Verbatim copy without images: return all of the data as it stands.

▶

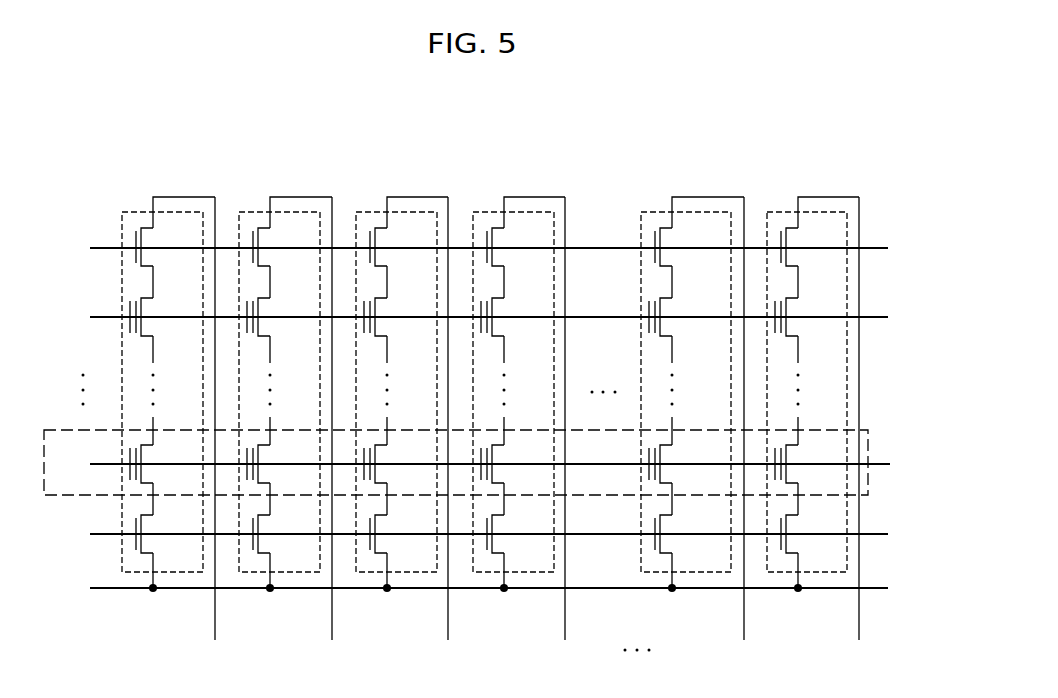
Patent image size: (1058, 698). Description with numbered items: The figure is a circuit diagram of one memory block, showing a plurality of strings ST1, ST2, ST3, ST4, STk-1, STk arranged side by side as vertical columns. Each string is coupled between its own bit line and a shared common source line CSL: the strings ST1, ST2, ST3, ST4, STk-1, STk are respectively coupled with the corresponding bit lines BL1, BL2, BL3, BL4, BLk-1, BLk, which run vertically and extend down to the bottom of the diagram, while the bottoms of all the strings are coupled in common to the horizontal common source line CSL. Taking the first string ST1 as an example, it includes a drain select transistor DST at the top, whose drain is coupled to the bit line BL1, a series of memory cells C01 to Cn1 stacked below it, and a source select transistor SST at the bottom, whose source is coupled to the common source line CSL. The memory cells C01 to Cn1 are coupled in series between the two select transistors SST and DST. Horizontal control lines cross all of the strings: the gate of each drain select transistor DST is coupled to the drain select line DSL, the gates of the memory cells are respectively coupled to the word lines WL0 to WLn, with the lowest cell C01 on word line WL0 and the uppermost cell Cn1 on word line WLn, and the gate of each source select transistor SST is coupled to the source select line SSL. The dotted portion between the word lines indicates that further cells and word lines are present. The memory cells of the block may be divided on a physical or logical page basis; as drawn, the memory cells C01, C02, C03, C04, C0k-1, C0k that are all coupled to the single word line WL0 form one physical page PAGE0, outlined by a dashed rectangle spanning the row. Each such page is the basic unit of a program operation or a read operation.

The string ST1 is at (136, 212).
The string ST2 is at (253, 212).
The string ST3 is at (370, 212).
The string ST4 is at (487, 212).
The string STk-1 is at (655, 212).
The string STk is at (781, 212).
The drain select transistor DST is at (164, 243).
The source select transistor SST is at (164, 529).
The memory cell Cn1 is at (159, 312).
The memory cell C01 is at (160, 459).
The memory cell C02 is at (277, 459).
The memory cell C03 is at (394, 459).
The memory cell C04 is at (511, 459).
The memory cell C0k-1 is at (690, 459).
The memory cell C0k is at (806, 459).
The drain select line DSL is at (471, 248).
The word line WLn is at (471, 316).
The word line WL0 is at (472, 464).
The source select line SSL is at (471, 536).
The common source line CSL is at (471, 591).
The bit line BL1 is at (217, 434).
The bit line BL2 is at (335, 434).
The bit line BL3 is at (452, 434).
The bit line BL4 is at (568, 434).
The bit line BLk-1 is at (754, 434).
The bit line BLk is at (862, 434).
The physical page PAGE0 is at (868, 433).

◀

(Answer below):
Patent image size: (1058, 698). Description with numbered items: The figure is a circuit diagram of one memory block, showing a plurality of strings ST1, ST2, ST3, ST4, STk-1, STk arranged side by side as vertical columns. Each string is coupled between its own bit line and a shared common source line CSL: the strings ST1, ST2, ST3, ST4, STk-1, STk are respectively coupled with the corresponding bit lines BL1, BL2, BL3, BL4, BLk-1, BLk, which run vertically and extend down to the bottom of the diagram, while the bottoms of all the strings are coupled in common to the horizontal common source line CSL. Taking the first string ST1 as an example, it includes a drain select transistor DST at the top, whose drain is coupled to the bit line BL1, a series of memory cells C01 to Cn1 stacked below it, and a source select transistor SST at the bottom, whose source is coupled to the common source line CSL. The memory cells C01 to Cn1 are coupled in series between the two select transistors SST and DST. Horizontal control lines cross all of the strings: the gate of each drain select transistor DST is coupled to the drain select line DSL, the gates of the memory cells are respectively coupled to the word lines WL0 to WLn, with the lowest cell C01 on word line WL0 and the uppermost cell Cn1 on word line WLn, and the gate of each source select transistor SST is coupled to the source select line SSL. The dotted portion between the word lines indicates that further cells and word lines are present. The memory cells of the block may be divided on a physical or logical page basis; as drawn, the memory cells C01, C02, C03, C04, C0k-1, C0k that are all coupled to the single word line WL0 form one physical page PAGE0, outlined by a dashed rectangle spanning the row. Each such page is the basic unit of a program operation or a read operation.

The string ST1 is at (136, 212).
The string ST2 is at (253, 212).
The string ST3 is at (370, 212).
The string ST4 is at (487, 212).
The string STk-1 is at (655, 212).
The string STk is at (781, 212).
The drain select transistor DST is at (164, 243).
The source select transistor SST is at (164, 529).
The memory cell Cn1 is at (159, 312).
The memory cell C01 is at (160, 459).
The memory cell C02 is at (277, 459).
The memory cell C03 is at (394, 459).
The memory cell C04 is at (511, 459).
The memory cell C0k-1 is at (690, 459).
The memory cell C0k is at (806, 459).
The drain select line DSL is at (471, 248).
The word line WLn is at (471, 316).
The word line WL0 is at (472, 464).
The source select line SSL is at (471, 536).
The common source line CSL is at (471, 591).
The bit line BL1 is at (217, 434).
The bit line BL2 is at (335, 434).
The bit line BL3 is at (452, 434).
The bit line BL4 is at (568, 434).
The bit line BLk-1 is at (754, 434).
The bit line BLk is at (862, 434).
The physical page PAGE0 is at (868, 433).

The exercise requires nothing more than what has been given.